→ WHAT IS REQUIRED
Go through the listing beneath and show each line containing the string "Beratungen".

→ INPUT DATA
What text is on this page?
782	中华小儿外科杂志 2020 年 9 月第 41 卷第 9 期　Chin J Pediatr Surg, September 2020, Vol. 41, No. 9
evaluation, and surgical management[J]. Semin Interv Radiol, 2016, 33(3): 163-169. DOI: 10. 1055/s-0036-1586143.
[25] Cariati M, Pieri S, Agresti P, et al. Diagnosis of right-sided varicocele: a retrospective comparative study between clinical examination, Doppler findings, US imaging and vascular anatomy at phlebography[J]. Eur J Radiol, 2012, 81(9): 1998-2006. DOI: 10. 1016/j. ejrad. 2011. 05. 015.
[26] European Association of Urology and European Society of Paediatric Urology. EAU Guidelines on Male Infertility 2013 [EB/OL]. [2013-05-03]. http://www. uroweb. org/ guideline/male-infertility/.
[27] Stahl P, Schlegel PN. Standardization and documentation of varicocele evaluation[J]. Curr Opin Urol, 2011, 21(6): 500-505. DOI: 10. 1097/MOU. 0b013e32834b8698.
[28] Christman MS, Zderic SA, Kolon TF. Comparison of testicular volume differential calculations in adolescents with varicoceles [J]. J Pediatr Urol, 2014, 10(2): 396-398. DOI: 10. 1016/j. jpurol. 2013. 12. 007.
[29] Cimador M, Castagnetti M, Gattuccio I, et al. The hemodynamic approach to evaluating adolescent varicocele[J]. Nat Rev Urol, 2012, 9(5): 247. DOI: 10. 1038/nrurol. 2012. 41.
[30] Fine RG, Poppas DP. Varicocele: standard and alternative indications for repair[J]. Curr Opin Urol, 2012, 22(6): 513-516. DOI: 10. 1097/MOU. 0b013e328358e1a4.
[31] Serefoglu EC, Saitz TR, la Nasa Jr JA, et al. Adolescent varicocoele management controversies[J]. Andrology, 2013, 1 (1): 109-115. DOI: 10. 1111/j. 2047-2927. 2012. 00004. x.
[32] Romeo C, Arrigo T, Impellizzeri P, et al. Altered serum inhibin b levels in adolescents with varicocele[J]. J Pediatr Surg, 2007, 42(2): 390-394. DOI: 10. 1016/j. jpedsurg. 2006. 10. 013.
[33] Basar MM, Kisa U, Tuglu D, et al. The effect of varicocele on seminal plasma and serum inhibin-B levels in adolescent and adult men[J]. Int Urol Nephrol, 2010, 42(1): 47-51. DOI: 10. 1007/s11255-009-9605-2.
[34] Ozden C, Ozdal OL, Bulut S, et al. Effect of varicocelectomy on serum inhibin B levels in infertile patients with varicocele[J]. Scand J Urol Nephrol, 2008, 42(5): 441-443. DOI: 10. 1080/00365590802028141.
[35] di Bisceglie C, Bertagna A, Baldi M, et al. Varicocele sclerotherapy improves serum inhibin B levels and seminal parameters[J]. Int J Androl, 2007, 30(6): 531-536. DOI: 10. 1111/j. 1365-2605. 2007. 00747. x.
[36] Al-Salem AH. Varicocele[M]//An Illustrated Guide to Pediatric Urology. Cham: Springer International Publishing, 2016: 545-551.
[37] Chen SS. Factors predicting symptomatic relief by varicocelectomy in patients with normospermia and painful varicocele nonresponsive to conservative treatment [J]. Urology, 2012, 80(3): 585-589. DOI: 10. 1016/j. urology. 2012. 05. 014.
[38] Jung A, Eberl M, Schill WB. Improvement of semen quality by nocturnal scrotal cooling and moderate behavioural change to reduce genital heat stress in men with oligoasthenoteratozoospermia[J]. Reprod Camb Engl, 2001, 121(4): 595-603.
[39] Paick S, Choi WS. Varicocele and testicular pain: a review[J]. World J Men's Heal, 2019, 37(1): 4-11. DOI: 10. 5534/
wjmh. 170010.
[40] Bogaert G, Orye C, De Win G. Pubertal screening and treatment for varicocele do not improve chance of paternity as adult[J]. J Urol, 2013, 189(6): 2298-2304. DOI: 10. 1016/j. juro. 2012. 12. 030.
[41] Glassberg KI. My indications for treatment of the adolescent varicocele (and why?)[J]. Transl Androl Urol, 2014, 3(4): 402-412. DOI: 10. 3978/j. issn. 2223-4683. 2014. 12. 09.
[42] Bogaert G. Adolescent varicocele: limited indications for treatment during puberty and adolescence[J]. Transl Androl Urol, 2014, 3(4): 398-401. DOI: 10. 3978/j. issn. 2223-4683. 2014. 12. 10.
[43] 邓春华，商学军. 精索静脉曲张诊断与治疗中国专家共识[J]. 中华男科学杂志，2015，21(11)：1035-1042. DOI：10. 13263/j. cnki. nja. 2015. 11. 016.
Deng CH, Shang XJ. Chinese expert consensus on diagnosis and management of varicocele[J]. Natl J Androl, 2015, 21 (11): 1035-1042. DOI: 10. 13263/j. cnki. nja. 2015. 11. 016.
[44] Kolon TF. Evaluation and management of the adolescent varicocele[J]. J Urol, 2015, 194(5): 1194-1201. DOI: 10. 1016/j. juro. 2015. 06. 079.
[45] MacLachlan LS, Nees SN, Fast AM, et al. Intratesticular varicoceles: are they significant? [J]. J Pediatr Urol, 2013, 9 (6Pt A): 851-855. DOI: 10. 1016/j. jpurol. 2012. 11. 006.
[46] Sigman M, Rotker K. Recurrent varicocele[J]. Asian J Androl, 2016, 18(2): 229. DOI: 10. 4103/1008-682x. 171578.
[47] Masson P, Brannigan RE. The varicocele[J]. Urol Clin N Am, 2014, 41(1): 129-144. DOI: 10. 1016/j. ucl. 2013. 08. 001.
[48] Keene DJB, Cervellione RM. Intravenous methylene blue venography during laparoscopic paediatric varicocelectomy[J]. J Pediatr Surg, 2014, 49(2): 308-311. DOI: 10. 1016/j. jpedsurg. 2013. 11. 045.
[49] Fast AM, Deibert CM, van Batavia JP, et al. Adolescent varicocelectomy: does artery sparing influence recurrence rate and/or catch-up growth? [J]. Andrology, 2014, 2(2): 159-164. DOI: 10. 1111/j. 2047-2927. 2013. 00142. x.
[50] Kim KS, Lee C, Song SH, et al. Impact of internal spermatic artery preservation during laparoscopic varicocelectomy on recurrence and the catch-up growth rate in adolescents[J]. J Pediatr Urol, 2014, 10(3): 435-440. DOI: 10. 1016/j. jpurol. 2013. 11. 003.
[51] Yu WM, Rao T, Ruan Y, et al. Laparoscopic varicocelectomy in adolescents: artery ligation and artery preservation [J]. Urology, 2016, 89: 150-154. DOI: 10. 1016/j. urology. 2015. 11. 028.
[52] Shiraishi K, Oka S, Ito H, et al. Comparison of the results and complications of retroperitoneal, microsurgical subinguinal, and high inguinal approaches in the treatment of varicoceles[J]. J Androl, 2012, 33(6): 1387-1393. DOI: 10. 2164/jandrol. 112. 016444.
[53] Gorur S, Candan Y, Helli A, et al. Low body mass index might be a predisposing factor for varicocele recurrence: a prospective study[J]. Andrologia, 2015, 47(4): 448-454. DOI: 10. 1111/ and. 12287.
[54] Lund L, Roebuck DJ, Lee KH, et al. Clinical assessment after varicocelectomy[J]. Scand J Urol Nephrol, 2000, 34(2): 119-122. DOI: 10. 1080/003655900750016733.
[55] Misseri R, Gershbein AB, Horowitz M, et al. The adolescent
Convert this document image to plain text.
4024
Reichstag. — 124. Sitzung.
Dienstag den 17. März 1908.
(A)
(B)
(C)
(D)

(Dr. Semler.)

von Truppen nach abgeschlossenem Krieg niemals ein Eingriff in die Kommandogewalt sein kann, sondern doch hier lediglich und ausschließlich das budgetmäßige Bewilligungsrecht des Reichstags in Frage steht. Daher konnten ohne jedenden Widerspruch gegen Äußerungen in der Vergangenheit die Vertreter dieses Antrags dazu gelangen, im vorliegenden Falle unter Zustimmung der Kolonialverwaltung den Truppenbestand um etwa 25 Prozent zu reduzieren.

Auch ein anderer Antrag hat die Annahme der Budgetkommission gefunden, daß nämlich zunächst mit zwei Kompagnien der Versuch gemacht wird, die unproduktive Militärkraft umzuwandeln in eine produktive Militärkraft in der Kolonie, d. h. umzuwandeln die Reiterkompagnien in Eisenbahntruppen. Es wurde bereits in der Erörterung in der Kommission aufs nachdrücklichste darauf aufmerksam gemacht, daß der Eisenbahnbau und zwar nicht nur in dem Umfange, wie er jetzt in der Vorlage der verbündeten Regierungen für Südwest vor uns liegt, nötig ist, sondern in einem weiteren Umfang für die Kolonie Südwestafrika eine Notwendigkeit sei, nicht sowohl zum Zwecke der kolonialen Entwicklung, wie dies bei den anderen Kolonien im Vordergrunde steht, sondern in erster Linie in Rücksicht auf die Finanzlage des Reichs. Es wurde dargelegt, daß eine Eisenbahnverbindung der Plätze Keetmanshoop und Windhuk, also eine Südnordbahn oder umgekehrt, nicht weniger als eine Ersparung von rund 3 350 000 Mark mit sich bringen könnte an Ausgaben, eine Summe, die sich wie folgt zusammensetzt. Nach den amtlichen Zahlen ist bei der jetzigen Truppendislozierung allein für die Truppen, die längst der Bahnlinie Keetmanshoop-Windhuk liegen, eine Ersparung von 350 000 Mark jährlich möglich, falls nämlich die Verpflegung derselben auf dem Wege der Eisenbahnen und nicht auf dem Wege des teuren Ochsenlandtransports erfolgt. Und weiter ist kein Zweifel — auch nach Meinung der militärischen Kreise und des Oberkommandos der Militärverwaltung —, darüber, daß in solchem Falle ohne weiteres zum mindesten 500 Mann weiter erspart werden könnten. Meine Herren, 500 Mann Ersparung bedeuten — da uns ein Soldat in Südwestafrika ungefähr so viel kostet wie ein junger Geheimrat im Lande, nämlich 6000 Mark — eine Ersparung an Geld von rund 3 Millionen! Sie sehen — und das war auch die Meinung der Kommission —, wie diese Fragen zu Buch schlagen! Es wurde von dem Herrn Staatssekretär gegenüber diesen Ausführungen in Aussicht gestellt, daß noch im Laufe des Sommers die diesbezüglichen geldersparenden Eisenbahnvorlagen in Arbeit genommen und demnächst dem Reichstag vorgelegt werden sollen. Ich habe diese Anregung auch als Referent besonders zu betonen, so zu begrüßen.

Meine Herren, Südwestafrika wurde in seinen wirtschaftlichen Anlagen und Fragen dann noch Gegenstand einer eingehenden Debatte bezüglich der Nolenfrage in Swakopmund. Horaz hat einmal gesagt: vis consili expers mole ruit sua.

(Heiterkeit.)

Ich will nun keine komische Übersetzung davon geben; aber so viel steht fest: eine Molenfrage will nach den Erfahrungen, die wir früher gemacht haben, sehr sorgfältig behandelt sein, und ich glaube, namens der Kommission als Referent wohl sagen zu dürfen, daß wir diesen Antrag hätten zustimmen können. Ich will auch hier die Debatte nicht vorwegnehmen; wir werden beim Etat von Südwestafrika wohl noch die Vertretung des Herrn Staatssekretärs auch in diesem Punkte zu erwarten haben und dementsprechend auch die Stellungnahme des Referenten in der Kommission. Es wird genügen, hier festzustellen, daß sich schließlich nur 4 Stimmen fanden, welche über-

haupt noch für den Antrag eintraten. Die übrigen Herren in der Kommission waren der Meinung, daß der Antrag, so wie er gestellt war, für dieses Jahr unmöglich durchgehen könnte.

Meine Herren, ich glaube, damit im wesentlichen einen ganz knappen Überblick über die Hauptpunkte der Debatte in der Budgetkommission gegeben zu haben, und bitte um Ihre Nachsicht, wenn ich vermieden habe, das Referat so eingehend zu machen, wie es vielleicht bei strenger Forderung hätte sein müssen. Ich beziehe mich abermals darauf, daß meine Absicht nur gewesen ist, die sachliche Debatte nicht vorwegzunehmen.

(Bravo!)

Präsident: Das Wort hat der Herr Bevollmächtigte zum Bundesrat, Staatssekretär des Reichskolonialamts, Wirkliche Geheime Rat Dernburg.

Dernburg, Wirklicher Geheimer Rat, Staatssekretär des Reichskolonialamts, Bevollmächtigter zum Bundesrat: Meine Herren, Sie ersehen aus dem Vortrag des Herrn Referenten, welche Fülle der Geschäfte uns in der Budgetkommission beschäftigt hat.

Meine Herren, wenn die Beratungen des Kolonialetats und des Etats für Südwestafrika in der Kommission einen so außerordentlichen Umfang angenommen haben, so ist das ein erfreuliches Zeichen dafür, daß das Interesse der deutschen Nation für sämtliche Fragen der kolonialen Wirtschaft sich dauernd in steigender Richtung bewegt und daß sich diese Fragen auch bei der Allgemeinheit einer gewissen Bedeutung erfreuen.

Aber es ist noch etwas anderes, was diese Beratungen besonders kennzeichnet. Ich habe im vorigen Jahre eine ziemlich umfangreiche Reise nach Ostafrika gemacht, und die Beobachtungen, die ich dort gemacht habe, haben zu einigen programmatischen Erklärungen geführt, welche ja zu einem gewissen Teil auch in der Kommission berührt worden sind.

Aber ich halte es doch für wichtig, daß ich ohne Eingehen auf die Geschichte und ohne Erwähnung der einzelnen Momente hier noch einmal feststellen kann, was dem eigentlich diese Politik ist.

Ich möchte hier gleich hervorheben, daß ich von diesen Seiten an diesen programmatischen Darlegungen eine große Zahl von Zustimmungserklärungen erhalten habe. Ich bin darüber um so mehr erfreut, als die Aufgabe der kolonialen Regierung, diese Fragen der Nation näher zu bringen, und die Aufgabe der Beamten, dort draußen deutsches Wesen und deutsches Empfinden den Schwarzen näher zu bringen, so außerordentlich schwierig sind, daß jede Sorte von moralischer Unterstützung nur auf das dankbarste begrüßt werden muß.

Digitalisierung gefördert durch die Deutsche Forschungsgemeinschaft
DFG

→ RESPONSE AREA
Meine Herren, wenn die Beratungen des Kolonialetats und des Etats für Südwestafrika in der Kommission einen so außerordentlichen Umfang angenommen haben, so ist das ein erfreuliches Zeichen dafür, daß das Interesse der deutschen Nation für sämtliche Fragen der kolonialen Wirtschaft sich dauernd in steigender Richtung bewegt und daß sich diese Fragen auch bei der Allgemeinheit einer gewissen Bedeutung erfreuen.
Aber es ist noch etwas anderes, was diese Beratungen besonders kennzeichnet. Ich habe im vorigen Jahre eine ziemlich umfangreiche Reise nach Ostafrika gemacht, und die Beobachtungen, die ich dort gemacht habe, haben zu einigen programmatischen Erklärungen geführt, welche ja zu einem gewissen Teil auch in der Kommission berührt worden sind.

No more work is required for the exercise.